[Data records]
• • • • •
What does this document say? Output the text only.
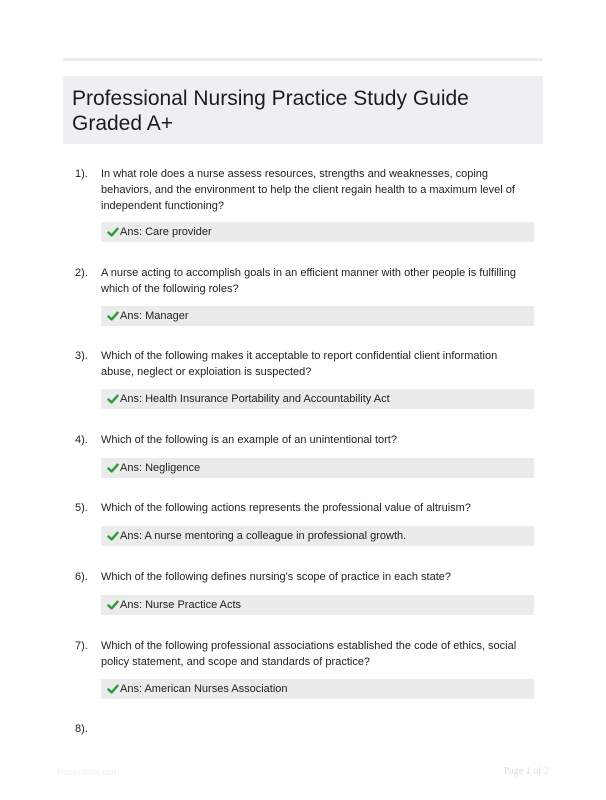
Professional Nursing Practice Study Guide Graded A+
1). In what role does a nurse assess resources, strengths and weaknesses, coping behaviors, and the environment to help the client regain health to a maximum level of independent functioning?
Ans: Care provider
2). A nurse acting to accomplish goals in an efficient manner with other people is fulfilling which of the following roles?
Ans: Manager
3). Which of the following makes it acceptable to report confidential client information abuse, neglect or exploiation is suspected?
Ans: Health Insurance Portability and Accountability Act
4). Which of the following is an example of an unintentional tort?
Ans: Negligence
5). Which of the following actions represents the professional value of altruism?
Ans: A nurse mentoring a colleague in professional growth.
6). Which of the following defines nursing's scope of practice in each state?
Ans: Nurse Practice Acts
7). Which of the following professional associations established the code of ethics, social policy statement, and scope and standards of practice?
Ans: American Nurses Association
8).
Paperstitle.com	Page 1 of 2
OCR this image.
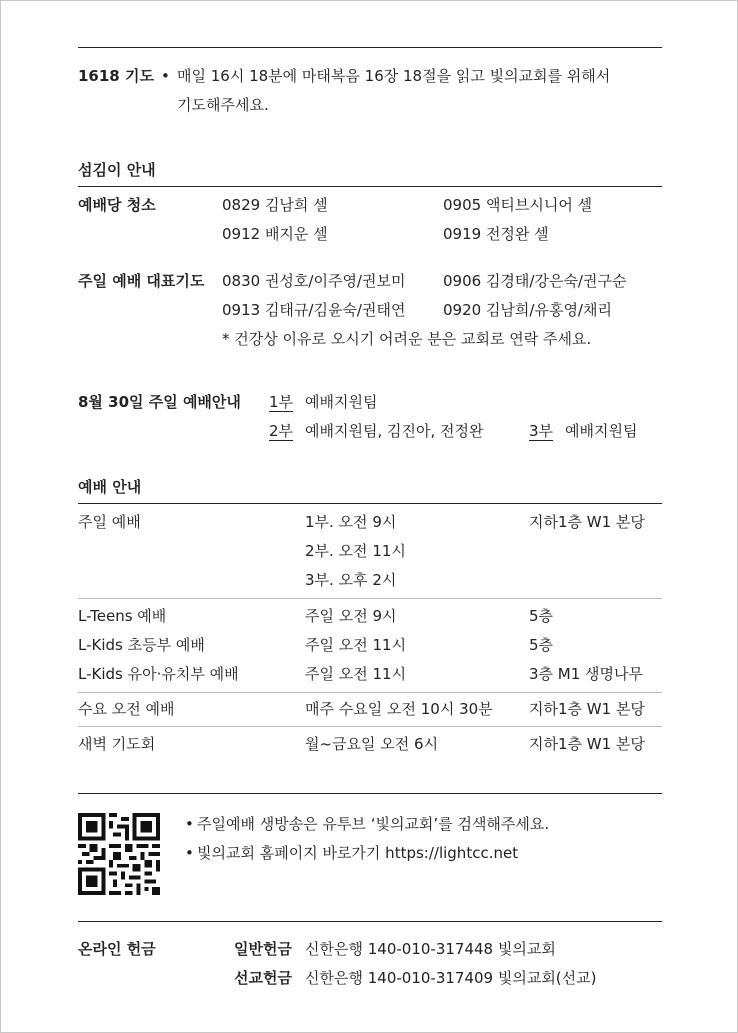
1618 기도 • 매일 16시 18분에 마태복음 16장 18절을 읽고 빛의교회를 위해서
기도해주세요.
섬김이 안내
예배당 청소	0829 김남희 셀	0905 액티브시니어 셀
0912 배지운 셀	0919 전정완 셀
주일 예배 대표기도 0830 권성호/이주영/권보미	0906 김경태/강은숙/권구순
0913 김태규/김윤숙/권태연	0920 김남희/유홍영/채리
* 건강상 이유로 오시기 어려운 분은 교회로 연락 주세요.
8월 30일 주일 예배안내 1부 예배지원팀
2부 예배지원팀, 김진아, 전정완	3부 예배지원팀
예배 안내
주일 예배	1부. 오전 9시	지하1층 W1 본당
2부. 오전 11시
3부. 오후 2시
L-Teens 예배	주일 오전 9시	5층
L-Kids 초등부 예배	주일 오전 11시	5층
L-Kids 유아·유치부 예배	주일 오전 11시	3층 M1 생명나무
수요 오전 예배	매주 수요일 오전 10시 30분 지하1층 W1 본당
새벽 기도회	월~금요일 오전 6시	지하1층 W1 본당
• 주일예배 생방송은 유투브 ‘빛의교회’를 검색해주세요.
• 빛의교회 홈페이지 바로가기 https://lightcc.net
온라인 헌금	일반헌금 신한은행 140-010-317448 빛의교회
선교헌금 신한은행 140-010-317409 빛의교회(선교)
• • • • •
Work to complete: From the listing above, collect each line in which the string "this" appears.

Exercise answer:
What does this document say? Output the text only.
OCR this image.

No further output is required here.